### [WHAT THIS TASK INVOLVES]
Check each line below for "screenshot" and report how many have it, nothing else.

[Rows from a dataset]
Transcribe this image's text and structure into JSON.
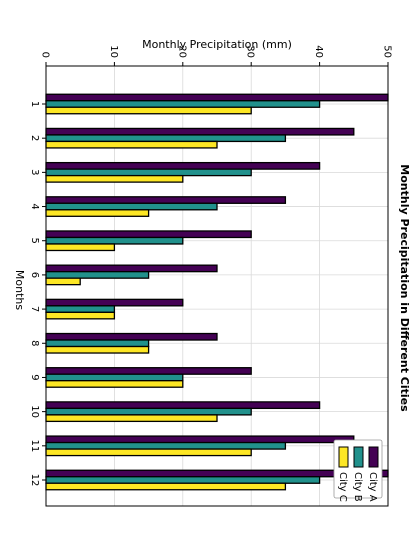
{
  "chart_data": {
    "type": "bar",
    "orientation": "rotated-90",
    "title": "Monthly Precipitation in Different Cities",
    "xlabel": "Months",
    "ylabel": "Monthly Precipitation (mm)",
    "categories": [
      "1",
      "2",
      "3",
      "4",
      "5",
      "6",
      "7",
      "8",
      "9",
      "10",
      "11",
      "12"
    ],
    "series": [
      {
        "name": "City A",
        "color": "#440154",
        "values": [
          50,
          45,
          40,
          35,
          30,
          25,
          20,
          25,
          30,
          40,
          45,
          50
        ]
      },
      {
        "name": "City B",
        "color": "#21918c",
        "values": [
          40,
          35,
          30,
          25,
          20,
          15,
          10,
          15,
          20,
          30,
          35,
          40
        ]
      },
      {
        "name": "City C",
        "color": "#fde725",
        "values": [
          30,
          25,
          20,
          15,
          10,
          5,
          10,
          15,
          20,
          25,
          30,
          35
        ]
      }
    ],
    "ylim": [
      0,
      50
    ],
    "yticks": [
      "0",
      "10",
      "20",
      "30",
      "40",
      "50"
    ],
    "grid": true,
    "legend_position": "bottom-right"
  }
}
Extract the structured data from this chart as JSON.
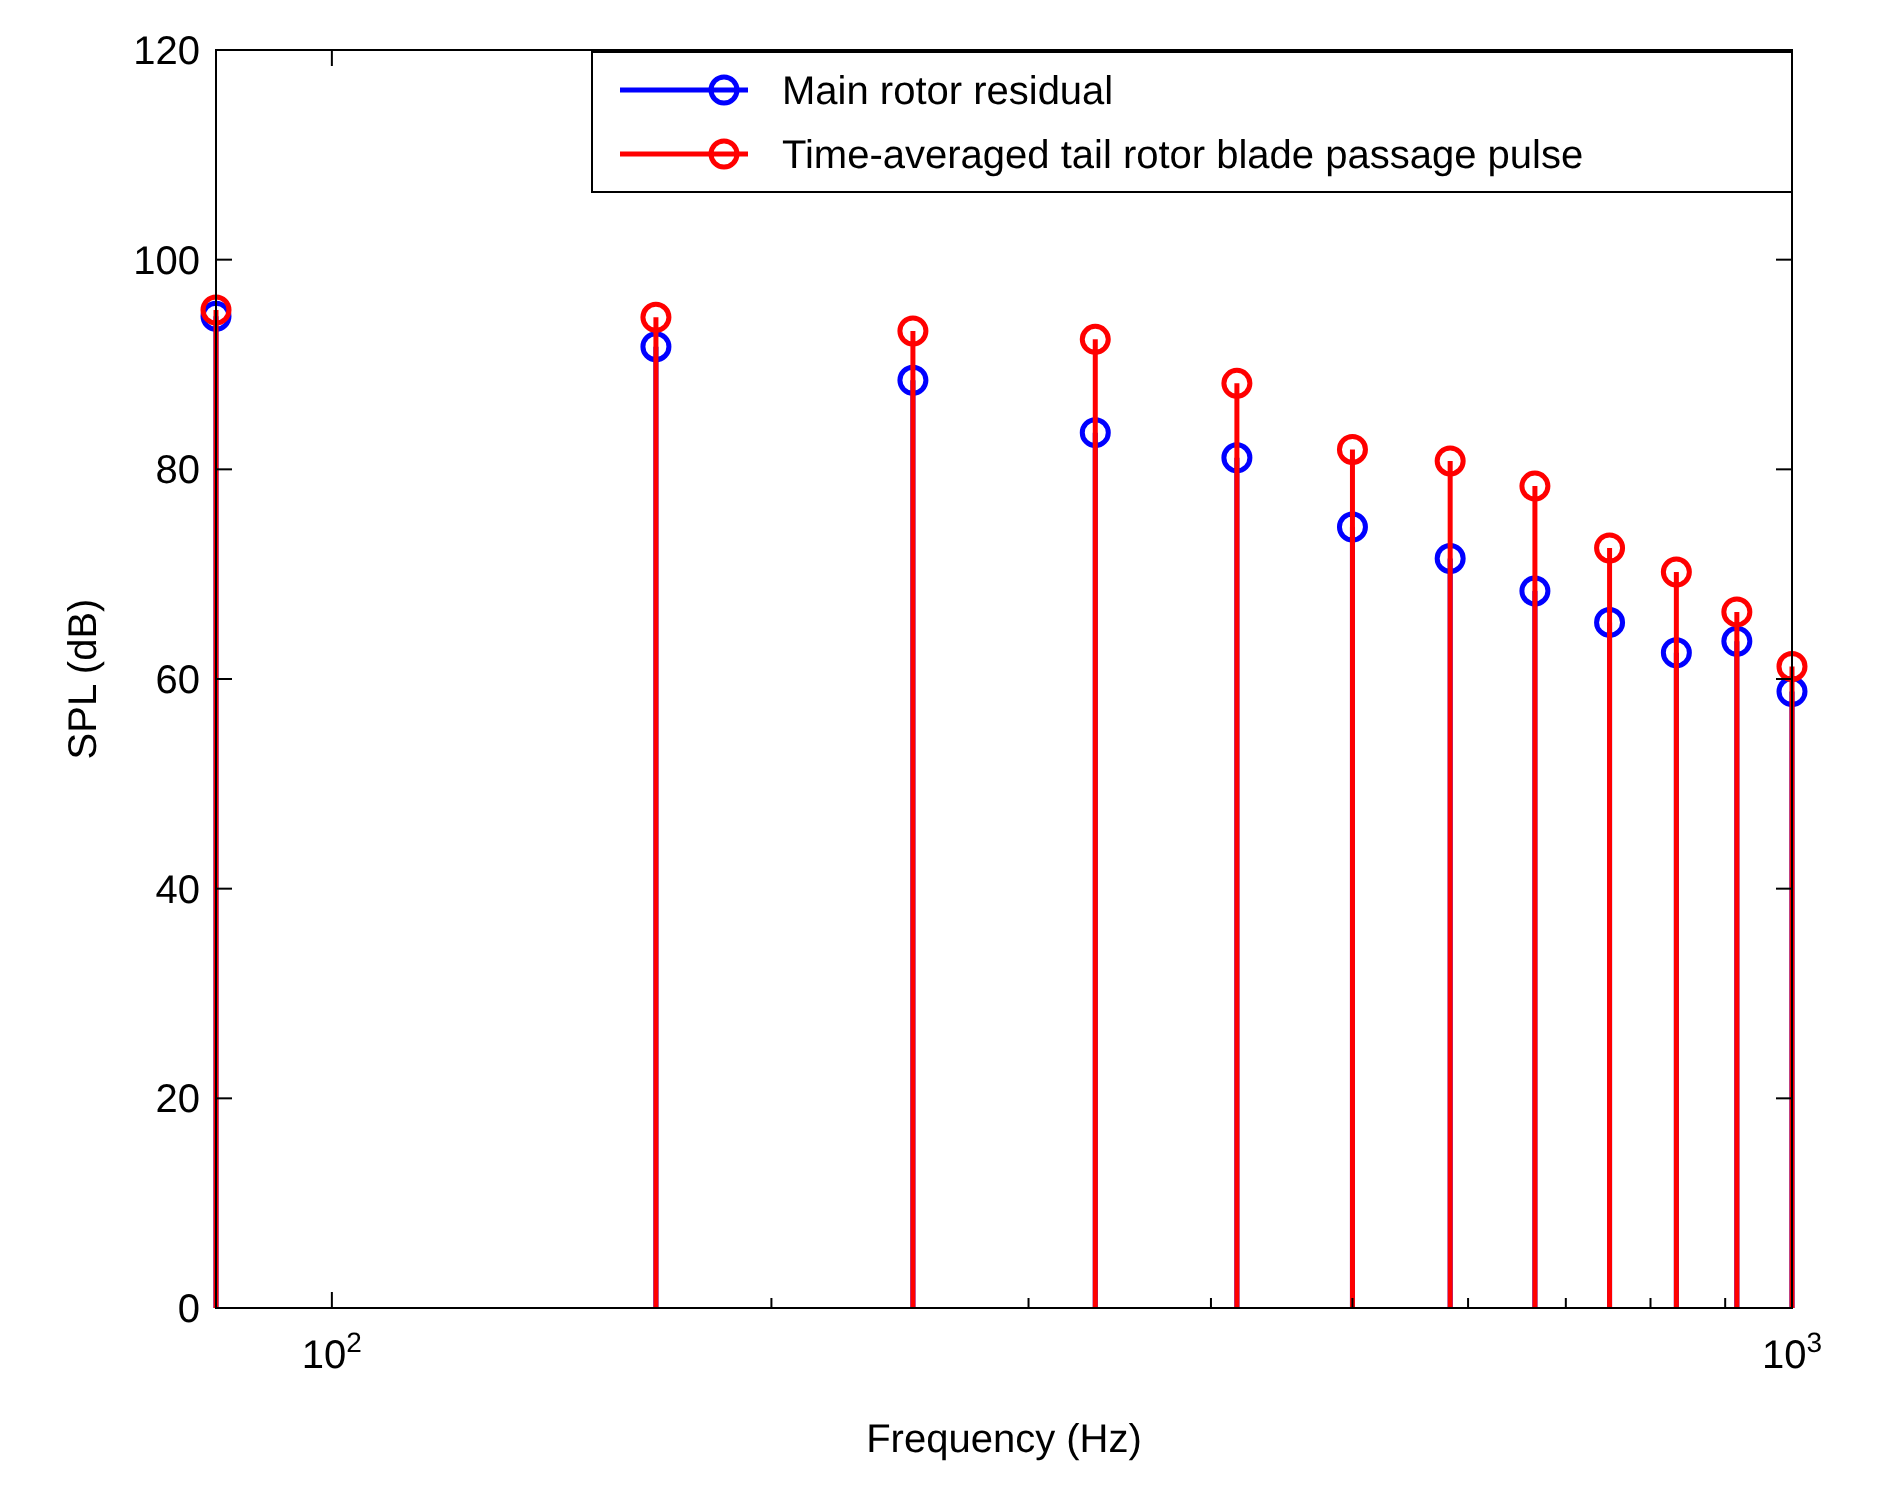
{
  "chart_data": {
    "type": "lollipop",
    "xlabel": "Frequency (Hz)",
    "ylabel": "SPL (dB)",
    "log": "x",
    "x": [
      83.3,
      166.7,
      250,
      333.3,
      416.7,
      500,
      583.3,
      666.7,
      750,
      833.3,
      916.7,
      1000
    ],
    "series": [
      {
        "name": "Main rotor residual",
        "color": "#0000ff",
        "values": [
          94.6,
          91.7,
          88.5,
          83.5,
          81.1,
          74.5,
          71.5,
          68.4,
          65.4,
          62.5,
          63.6,
          58.8
        ]
      },
      {
        "name": "Time-averaged tail rotor blade passage pulse",
        "color": "#ff0000",
        "values": [
          95.2,
          94.5,
          93.2,
          92.4,
          88.2,
          81.9,
          80.8,
          78.4,
          72.5,
          70.2,
          66.4,
          61.2
        ]
      }
    ],
    "xlim": [
      83.3,
      1000
    ],
    "ylim": [
      0,
      120
    ],
    "xticks": [
      {
        "value": 100,
        "label": "10$^{2}$"
      },
      {
        "value": 200,
        "label": null
      },
      {
        "value": 300,
        "label": null
      },
      {
        "value": 400,
        "label": null
      },
      {
        "value": 500,
        "label": null
      },
      {
        "value": 600,
        "label": null
      },
      {
        "value": 700,
        "label": null
      },
      {
        "value": 800,
        "label": null
      },
      {
        "value": 900,
        "label": null
      },
      {
        "value": 1000,
        "label": "10$^{3}$"
      }
    ],
    "yticks": [
      0,
      20,
      40,
      60,
      80,
      100,
      120
    ],
    "marker": "circle",
    "legend": "top right",
    "grid": false
  }
}
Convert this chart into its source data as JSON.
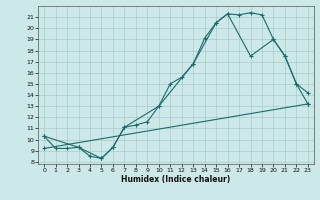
{
  "xlabel": "Humidex (Indice chaleur)",
  "bg_color": "#cce8e8",
  "line_color": "#1a6b6b",
  "grid_color": "#aacccc",
  "xlim": [
    -0.5,
    23.5
  ],
  "ylim": [
    7.8,
    22.0
  ],
  "xticks": [
    0,
    1,
    2,
    3,
    4,
    5,
    6,
    7,
    8,
    9,
    10,
    11,
    12,
    13,
    14,
    15,
    16,
    17,
    18,
    19,
    20,
    21,
    22,
    23
  ],
  "yticks": [
    8,
    9,
    10,
    11,
    12,
    13,
    14,
    15,
    16,
    17,
    18,
    19,
    20,
    21
  ],
  "line1_x": [
    0,
    1,
    2,
    3,
    4,
    5,
    6,
    7,
    8,
    9,
    10,
    11,
    12,
    13,
    14,
    15,
    16,
    17,
    18,
    19,
    20,
    21,
    22,
    23
  ],
  "line1_y": [
    10.3,
    9.2,
    9.2,
    9.3,
    8.5,
    8.3,
    9.3,
    11.1,
    11.3,
    11.6,
    13.0,
    15.0,
    15.6,
    16.8,
    19.1,
    20.5,
    21.3,
    21.2,
    21.4,
    21.2,
    19.0,
    17.5,
    15.0,
    14.2
  ],
  "line2_x": [
    0,
    3,
    5,
    6,
    7,
    10,
    13,
    15,
    16,
    18,
    20,
    21,
    22,
    23
  ],
  "line2_y": [
    10.3,
    9.3,
    8.3,
    9.3,
    11.1,
    13.0,
    16.8,
    20.5,
    21.3,
    17.5,
    19.0,
    17.5,
    15.0,
    13.2
  ],
  "line3_x": [
    0,
    23
  ],
  "line3_y": [
    9.2,
    13.2
  ]
}
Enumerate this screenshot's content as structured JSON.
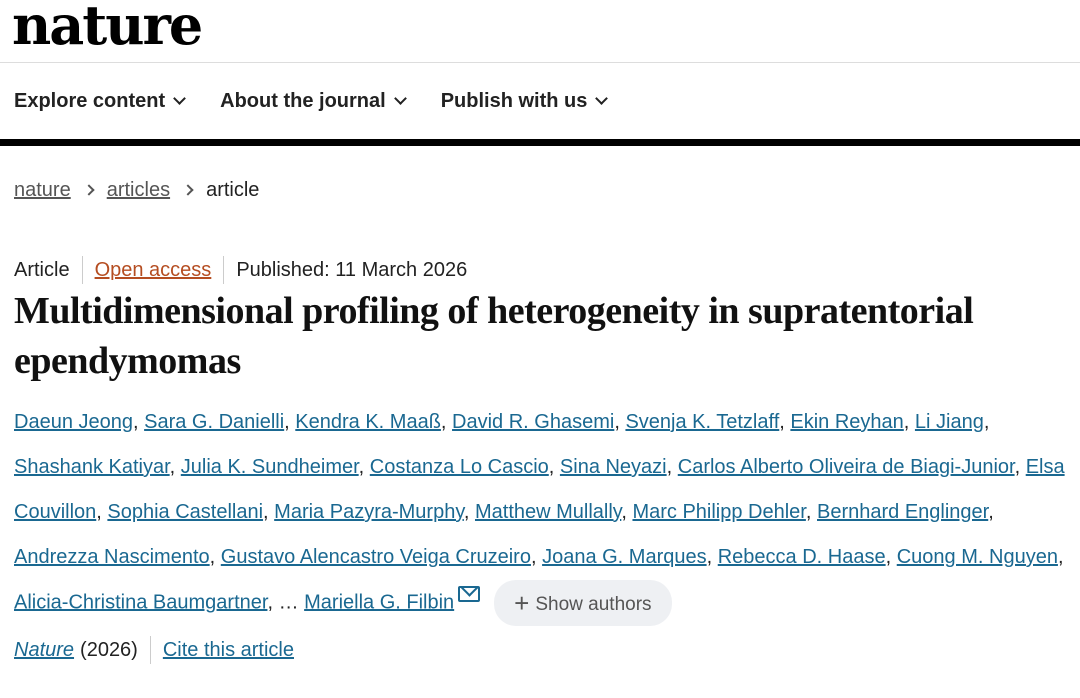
{
  "logo": "nature",
  "nav": [
    "Explore content",
    "About the journal",
    "Publish with us"
  ],
  "breadcrumb": [
    "nature",
    "articles",
    "article"
  ],
  "meta": {
    "type": "Article",
    "access": "Open access",
    "published": "Published: 11 March 2026"
  },
  "title": "Multidimensional profiling of heterogeneity in supratentorial ependymomas",
  "authors": [
    "Daeun Jeong",
    "Sara G. Danielli",
    "Kendra K. Maaß",
    "David R. Ghasemi",
    "Svenja K. Tetzlaff",
    "Ekin Reyhan",
    "Li Jiang",
    "Shashank Katiyar",
    "Julia K. Sundheimer",
    "Costanza Lo Cascio",
    "Sina Neyazi",
    "Carlos Alberto Oliveira de Biagi-Junior",
    "Elsa Couvillon",
    "Sophia Castellani",
    "Maria Pazyra-Murphy",
    "Matthew Mullally",
    "Marc Philipp Dehler",
    "Bernhard Englinger",
    "Andrezza Nascimento",
    "Gustavo Alencastro Veiga Cruzeiro",
    "Joana G. Marques",
    "Rebecca D. Haase",
    "Cuong M. Nguyen",
    "Alicia-Christina Baumgartner"
  ],
  "ellipsis": "…",
  "last_author": "Mariella G. Filbin",
  "show_authors": "Show authors",
  "citation": {
    "journal": "Nature",
    "year": "(2026)",
    "cite": "Cite this article"
  }
}
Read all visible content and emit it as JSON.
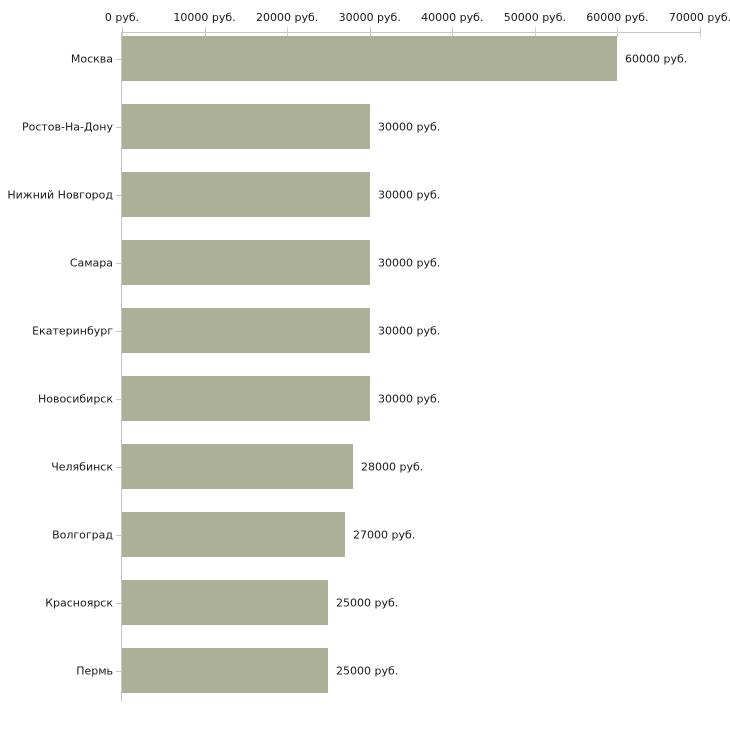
{
  "chart_data": {
    "type": "bar",
    "orientation": "horizontal",
    "title": "",
    "xlabel": "",
    "ylabel": "",
    "unit_suffix": " руб.",
    "categories": [
      "Москва",
      "Ростов-На-Дону",
      "Нижний Новгород",
      "Самара",
      "Екатеринбург",
      "Новосибирск",
      "Челябинск",
      "Волгоград",
      "Красноярск",
      "Пермь"
    ],
    "values": [
      60000,
      30000,
      30000,
      30000,
      30000,
      30000,
      28000,
      27000,
      25000,
      25000
    ],
    "value_labels": [
      "60000 руб.",
      "30000 руб.",
      "30000 руб.",
      "30000 руб.",
      "30000 руб.",
      "30000 руб.",
      "28000 руб.",
      "27000 руб.",
      "25000 руб.",
      "25000 руб."
    ],
    "x_ticks": [
      0,
      10000,
      20000,
      30000,
      40000,
      50000,
      60000,
      70000
    ],
    "x_tick_labels": [
      "0 руб.",
      "10000 руб.",
      "20000 руб.",
      "30000 руб.",
      "40000 руб.",
      "50000 руб.",
      "60000 руб.",
      "70000 руб."
    ],
    "xlim": [
      0,
      70000
    ],
    "grid": false,
    "legend": null,
    "colors": {
      "bar": "#abb096",
      "axis": "#c6c6c6",
      "x_tick": "#d2d2b4",
      "y_tick": "#c8c8c8",
      "text": "#1a1a1a"
    }
  }
}
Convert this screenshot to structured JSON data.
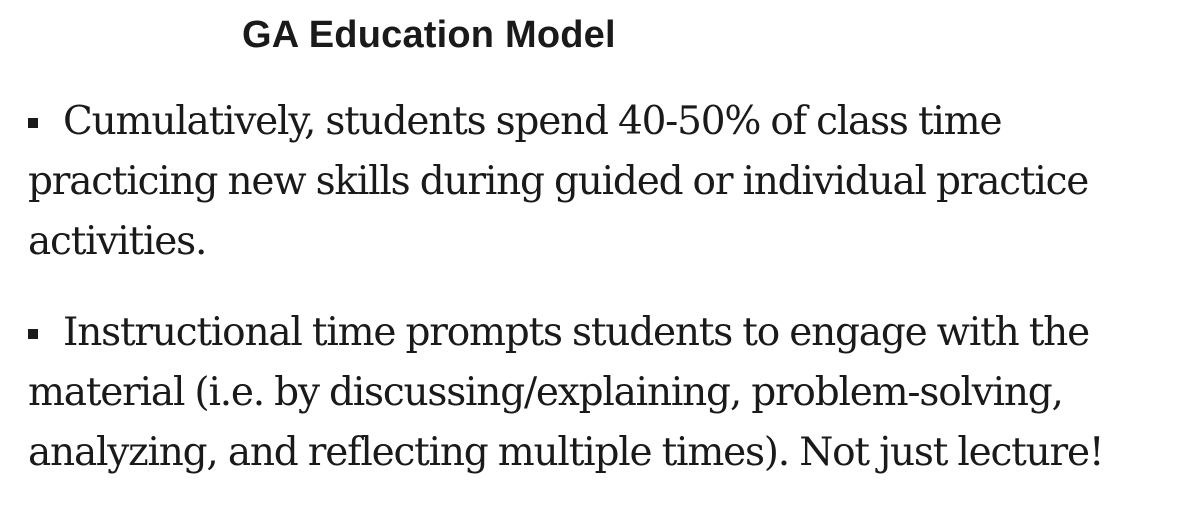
{
  "slide": {
    "title": "GA Education Model",
    "bullets": [
      {
        "text": "Cumulatively, students spend 40-50% of class time practicing new skills during guided or individual practice activities."
      },
      {
        "text": "Instructional time prompts students to engage with the material (i.e. by discussing/explaining, problem-solving, analyzing, and reflecting multiple times). Not just lecture!"
      }
    ]
  }
}
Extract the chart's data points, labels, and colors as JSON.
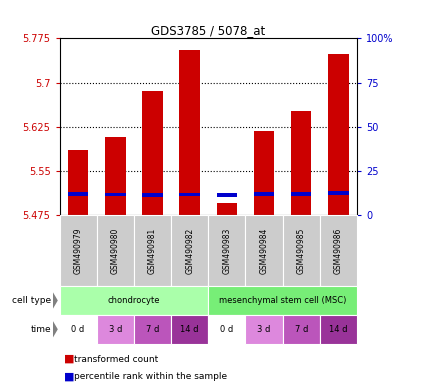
{
  "title": "GDS3785 / 5078_at",
  "samples": [
    "GSM490979",
    "GSM490980",
    "GSM490981",
    "GSM490982",
    "GSM490983",
    "GSM490984",
    "GSM490985",
    "GSM490986"
  ],
  "red_values": [
    5.585,
    5.607,
    5.685,
    5.755,
    5.495,
    5.617,
    5.652,
    5.748
  ],
  "blue_values": [
    5.508,
    5.507,
    5.506,
    5.507,
    5.506,
    5.508,
    5.508,
    5.509
  ],
  "blue_heights": [
    0.006,
    0.006,
    0.006,
    0.006,
    0.006,
    0.006,
    0.006,
    0.006
  ],
  "bar_base": 5.475,
  "ylim_left": [
    5.475,
    5.775
  ],
  "ylim_right": [
    0,
    100
  ],
  "yticks_left": [
    5.475,
    5.55,
    5.625,
    5.7,
    5.775
  ],
  "yticks_right": [
    0,
    25,
    50,
    75,
    100
  ],
  "ytick_labels_left": [
    "5.475",
    "5.55",
    "5.625",
    "5.7",
    "5.775"
  ],
  "ytick_labels_right": [
    "0",
    "25",
    "50",
    "75",
    "100%"
  ],
  "hgrid_values": [
    5.55,
    5.625,
    5.7
  ],
  "red_color": "#cc0000",
  "blue_color": "#0000cc",
  "bar_width": 0.55,
  "cell_types": [
    {
      "label": "chondrocyte",
      "start": 0,
      "end": 4,
      "color": "#aaffaa"
    },
    {
      "label": "mesenchymal stem cell (MSC)",
      "start": 4,
      "end": 8,
      "color": "#77ee77"
    }
  ],
  "time_labels": [
    "0 d",
    "3 d",
    "7 d",
    "14 d",
    "0 d",
    "3 d",
    "7 d",
    "14 d"
  ],
  "time_colors": [
    "#ffffff",
    "#dd88dd",
    "#bb55bb",
    "#993399",
    "#ffffff",
    "#dd88dd",
    "#bb55bb",
    "#993399"
  ],
  "sample_bg_color": "#cccccc",
  "legend_red": "transformed count",
  "legend_blue": "percentile rank within the sample",
  "left_tick_color": "#cc0000",
  "right_tick_color": "#0000cc",
  "cell_type_label": "cell type",
  "time_label": "time"
}
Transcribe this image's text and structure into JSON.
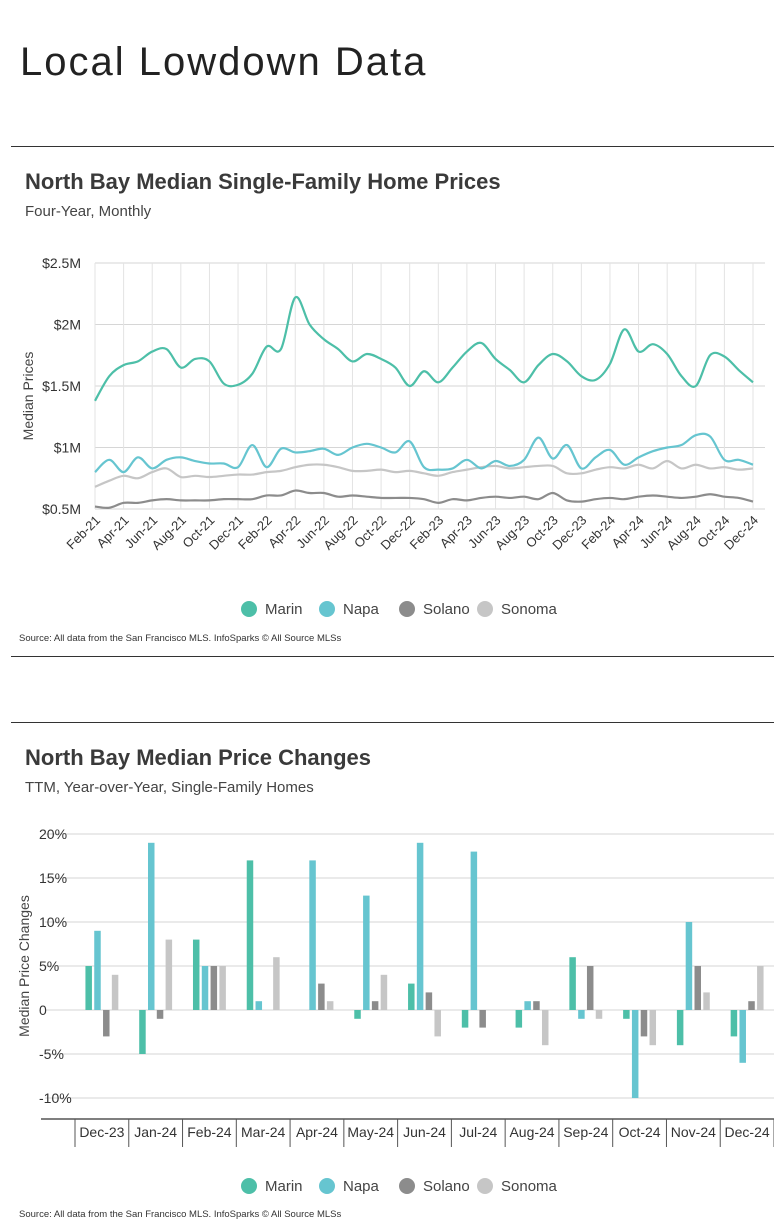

### [COMPLETE OUTPUT]
2